start

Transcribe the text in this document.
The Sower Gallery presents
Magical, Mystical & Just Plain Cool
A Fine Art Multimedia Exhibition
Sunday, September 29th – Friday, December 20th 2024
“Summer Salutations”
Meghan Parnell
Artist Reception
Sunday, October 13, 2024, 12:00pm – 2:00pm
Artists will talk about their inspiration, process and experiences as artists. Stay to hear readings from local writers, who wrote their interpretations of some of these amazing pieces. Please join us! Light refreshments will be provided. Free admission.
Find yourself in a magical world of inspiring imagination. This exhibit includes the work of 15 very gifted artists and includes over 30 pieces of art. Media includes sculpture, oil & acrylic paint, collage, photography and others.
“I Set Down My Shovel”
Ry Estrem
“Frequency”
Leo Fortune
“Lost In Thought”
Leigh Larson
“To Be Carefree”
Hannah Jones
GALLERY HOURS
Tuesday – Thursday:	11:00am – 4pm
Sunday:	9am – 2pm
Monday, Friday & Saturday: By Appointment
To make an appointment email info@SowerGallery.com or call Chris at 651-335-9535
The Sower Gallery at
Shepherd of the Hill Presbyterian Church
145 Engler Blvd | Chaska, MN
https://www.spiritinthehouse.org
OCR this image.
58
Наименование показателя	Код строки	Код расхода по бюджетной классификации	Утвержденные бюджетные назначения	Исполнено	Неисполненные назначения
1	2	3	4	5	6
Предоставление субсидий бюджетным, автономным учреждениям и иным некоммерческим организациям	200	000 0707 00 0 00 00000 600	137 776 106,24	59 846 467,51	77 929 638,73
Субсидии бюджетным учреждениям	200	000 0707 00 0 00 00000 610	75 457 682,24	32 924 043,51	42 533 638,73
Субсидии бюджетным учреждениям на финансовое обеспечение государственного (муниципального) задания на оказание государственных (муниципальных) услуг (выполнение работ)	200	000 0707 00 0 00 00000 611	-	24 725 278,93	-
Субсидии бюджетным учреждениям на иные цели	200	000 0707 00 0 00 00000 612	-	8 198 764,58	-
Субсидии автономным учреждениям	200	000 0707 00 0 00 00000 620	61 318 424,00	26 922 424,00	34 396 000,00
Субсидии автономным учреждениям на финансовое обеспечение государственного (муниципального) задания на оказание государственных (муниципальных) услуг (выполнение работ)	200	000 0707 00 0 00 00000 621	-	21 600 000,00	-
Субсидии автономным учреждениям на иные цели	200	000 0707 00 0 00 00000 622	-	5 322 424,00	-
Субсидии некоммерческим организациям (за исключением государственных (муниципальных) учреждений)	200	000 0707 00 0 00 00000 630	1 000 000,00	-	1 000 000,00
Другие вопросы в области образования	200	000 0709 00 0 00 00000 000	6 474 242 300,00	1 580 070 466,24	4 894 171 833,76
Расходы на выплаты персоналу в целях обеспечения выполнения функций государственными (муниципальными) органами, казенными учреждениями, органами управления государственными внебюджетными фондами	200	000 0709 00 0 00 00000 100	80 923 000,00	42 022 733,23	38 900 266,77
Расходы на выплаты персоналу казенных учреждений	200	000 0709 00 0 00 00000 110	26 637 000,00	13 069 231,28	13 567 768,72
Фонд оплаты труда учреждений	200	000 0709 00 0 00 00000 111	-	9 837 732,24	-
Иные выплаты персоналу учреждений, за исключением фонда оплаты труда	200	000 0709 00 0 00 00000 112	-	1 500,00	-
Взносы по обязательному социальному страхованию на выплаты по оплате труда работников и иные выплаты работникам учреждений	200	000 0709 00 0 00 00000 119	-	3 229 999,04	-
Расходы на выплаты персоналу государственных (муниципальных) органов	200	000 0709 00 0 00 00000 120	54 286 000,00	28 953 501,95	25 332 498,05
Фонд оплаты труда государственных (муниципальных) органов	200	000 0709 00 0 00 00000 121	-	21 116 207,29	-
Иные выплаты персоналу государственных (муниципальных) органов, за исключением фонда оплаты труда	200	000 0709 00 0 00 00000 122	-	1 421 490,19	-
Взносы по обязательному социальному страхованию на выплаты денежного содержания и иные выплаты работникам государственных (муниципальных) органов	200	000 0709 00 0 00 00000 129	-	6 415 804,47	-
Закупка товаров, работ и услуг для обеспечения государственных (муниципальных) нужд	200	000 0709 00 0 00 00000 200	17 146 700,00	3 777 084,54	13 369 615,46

end

Task details: Check the data for the word "обеспечение" and pull out the lines that have it.

Result for this task:
Субсидии бюджетным учреждениям на финансовое обеспечение государственного (муниципального) задания на оказание государственных (муниципальных) услуг (выполнение работ)	200	000 0707 00 0 00 00000 611	-	24 725 278,93	-
Субсидии автономным учреждениям на финансовое обеспечение государственного (муниципального) задания на оказание государственных (муниципальных) услуг (выполнение работ)	200	000 0707 00 0 00 00000 621	-	21 600 000,00	-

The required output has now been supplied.